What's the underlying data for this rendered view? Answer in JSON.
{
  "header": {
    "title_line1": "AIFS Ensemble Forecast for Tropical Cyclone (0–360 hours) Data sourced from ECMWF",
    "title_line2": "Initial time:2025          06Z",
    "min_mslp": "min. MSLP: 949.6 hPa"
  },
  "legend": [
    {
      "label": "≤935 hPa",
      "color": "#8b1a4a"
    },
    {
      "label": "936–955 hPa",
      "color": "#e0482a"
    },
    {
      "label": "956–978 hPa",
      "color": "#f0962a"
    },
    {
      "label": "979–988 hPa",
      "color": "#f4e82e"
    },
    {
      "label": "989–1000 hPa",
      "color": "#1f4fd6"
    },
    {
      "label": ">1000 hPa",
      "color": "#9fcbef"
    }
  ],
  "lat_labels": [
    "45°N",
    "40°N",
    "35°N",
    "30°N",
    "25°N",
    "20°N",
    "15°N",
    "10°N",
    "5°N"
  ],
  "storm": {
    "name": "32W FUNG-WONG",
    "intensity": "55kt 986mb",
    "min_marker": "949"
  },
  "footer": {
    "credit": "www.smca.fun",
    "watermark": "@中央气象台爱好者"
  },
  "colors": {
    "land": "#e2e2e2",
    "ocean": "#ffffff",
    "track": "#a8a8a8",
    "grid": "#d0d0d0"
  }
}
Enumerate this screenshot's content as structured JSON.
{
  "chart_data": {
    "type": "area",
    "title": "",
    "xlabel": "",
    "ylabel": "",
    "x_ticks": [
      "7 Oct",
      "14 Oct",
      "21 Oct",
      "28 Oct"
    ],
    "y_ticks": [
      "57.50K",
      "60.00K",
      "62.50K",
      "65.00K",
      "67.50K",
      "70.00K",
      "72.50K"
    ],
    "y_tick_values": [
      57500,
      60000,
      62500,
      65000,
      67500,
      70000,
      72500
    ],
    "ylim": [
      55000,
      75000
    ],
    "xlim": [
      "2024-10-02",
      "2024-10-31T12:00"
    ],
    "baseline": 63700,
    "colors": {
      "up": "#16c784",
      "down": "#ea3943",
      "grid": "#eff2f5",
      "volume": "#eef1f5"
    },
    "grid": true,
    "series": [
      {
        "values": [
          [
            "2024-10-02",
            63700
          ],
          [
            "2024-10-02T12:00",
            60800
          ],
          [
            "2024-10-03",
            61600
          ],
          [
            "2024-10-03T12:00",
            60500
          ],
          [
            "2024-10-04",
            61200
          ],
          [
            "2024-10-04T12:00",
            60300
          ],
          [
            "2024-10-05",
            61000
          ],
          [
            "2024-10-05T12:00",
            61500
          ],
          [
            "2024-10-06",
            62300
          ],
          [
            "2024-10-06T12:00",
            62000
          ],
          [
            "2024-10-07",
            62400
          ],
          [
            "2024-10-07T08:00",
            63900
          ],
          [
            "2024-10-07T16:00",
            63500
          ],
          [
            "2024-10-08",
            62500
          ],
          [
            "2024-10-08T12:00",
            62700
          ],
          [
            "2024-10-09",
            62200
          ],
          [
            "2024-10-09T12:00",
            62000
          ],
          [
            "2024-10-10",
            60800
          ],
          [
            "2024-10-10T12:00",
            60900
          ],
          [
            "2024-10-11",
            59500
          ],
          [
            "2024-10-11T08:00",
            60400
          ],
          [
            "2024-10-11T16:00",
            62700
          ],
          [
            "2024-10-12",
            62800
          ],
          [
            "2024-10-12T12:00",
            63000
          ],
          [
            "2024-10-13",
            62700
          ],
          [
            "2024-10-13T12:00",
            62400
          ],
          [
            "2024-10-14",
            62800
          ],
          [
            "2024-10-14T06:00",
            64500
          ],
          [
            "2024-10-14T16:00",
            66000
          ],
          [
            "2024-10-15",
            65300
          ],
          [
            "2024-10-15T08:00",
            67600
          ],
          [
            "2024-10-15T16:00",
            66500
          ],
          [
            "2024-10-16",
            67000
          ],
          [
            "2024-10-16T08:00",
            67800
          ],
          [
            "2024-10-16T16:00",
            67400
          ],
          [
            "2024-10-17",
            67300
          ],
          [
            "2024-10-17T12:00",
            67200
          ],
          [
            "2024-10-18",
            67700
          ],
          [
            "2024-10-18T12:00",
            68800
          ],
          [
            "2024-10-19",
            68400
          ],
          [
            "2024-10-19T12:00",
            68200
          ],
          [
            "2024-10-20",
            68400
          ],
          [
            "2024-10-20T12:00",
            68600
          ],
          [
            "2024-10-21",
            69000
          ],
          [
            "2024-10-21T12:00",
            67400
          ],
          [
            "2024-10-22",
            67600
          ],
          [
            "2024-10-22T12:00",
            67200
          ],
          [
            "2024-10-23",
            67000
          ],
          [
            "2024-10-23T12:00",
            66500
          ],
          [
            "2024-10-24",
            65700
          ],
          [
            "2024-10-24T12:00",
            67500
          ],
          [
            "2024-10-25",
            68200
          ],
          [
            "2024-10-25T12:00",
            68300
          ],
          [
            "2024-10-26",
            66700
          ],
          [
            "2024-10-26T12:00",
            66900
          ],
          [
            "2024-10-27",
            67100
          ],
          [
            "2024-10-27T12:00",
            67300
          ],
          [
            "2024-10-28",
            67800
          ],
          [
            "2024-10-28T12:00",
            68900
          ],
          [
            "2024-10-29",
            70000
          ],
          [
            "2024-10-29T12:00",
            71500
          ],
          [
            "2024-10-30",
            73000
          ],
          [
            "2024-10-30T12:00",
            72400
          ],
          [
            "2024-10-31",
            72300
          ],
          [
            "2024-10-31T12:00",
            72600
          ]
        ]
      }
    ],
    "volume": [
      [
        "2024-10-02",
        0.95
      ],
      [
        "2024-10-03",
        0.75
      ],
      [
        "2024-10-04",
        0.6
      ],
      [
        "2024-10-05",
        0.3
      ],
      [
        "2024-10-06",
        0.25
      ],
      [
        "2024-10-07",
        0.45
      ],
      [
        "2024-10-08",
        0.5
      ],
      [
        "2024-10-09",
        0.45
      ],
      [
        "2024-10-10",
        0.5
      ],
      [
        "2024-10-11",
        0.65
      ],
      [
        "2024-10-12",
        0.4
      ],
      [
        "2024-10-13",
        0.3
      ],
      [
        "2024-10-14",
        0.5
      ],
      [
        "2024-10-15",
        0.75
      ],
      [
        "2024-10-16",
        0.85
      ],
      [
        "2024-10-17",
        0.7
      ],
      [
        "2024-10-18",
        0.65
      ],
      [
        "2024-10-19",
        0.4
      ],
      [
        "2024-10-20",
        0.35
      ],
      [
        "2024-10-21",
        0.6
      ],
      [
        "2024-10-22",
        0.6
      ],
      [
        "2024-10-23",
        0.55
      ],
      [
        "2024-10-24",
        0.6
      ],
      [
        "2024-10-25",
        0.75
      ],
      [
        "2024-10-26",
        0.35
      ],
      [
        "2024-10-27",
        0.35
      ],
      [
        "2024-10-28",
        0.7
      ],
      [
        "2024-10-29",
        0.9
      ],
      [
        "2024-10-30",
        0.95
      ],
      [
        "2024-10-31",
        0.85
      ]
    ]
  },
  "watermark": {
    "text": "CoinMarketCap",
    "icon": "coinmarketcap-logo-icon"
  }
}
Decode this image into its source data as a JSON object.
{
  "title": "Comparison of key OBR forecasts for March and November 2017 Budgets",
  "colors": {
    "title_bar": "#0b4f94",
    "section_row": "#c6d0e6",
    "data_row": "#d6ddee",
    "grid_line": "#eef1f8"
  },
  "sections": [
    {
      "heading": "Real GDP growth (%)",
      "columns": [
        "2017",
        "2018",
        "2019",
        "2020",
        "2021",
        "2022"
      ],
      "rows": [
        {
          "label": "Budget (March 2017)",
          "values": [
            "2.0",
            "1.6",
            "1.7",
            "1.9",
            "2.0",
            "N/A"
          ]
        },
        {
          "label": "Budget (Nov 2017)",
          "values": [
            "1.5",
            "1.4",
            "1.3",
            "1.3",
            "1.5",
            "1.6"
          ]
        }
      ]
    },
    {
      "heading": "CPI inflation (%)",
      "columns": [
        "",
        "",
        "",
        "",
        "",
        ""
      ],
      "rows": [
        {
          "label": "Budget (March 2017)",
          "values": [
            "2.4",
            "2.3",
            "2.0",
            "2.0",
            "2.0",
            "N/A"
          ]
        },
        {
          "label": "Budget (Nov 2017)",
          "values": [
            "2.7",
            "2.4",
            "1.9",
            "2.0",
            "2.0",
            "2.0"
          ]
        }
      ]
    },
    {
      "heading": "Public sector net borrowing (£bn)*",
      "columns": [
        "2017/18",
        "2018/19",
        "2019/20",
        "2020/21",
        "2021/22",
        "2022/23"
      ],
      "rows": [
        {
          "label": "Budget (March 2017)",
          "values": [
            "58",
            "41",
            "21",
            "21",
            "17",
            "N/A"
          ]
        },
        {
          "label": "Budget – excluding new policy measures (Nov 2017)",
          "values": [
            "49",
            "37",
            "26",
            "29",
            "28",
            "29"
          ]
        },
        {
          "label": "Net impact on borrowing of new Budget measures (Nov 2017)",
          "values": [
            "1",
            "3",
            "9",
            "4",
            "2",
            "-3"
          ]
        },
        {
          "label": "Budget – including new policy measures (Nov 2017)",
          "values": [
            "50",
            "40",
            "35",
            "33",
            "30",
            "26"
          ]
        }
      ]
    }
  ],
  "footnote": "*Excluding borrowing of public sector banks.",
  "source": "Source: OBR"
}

────────────────

- **REQUIREMENT**
Count the lines in the records above that hold the word "policy", and give only that number.

- **THE COMPLETED TASK**
2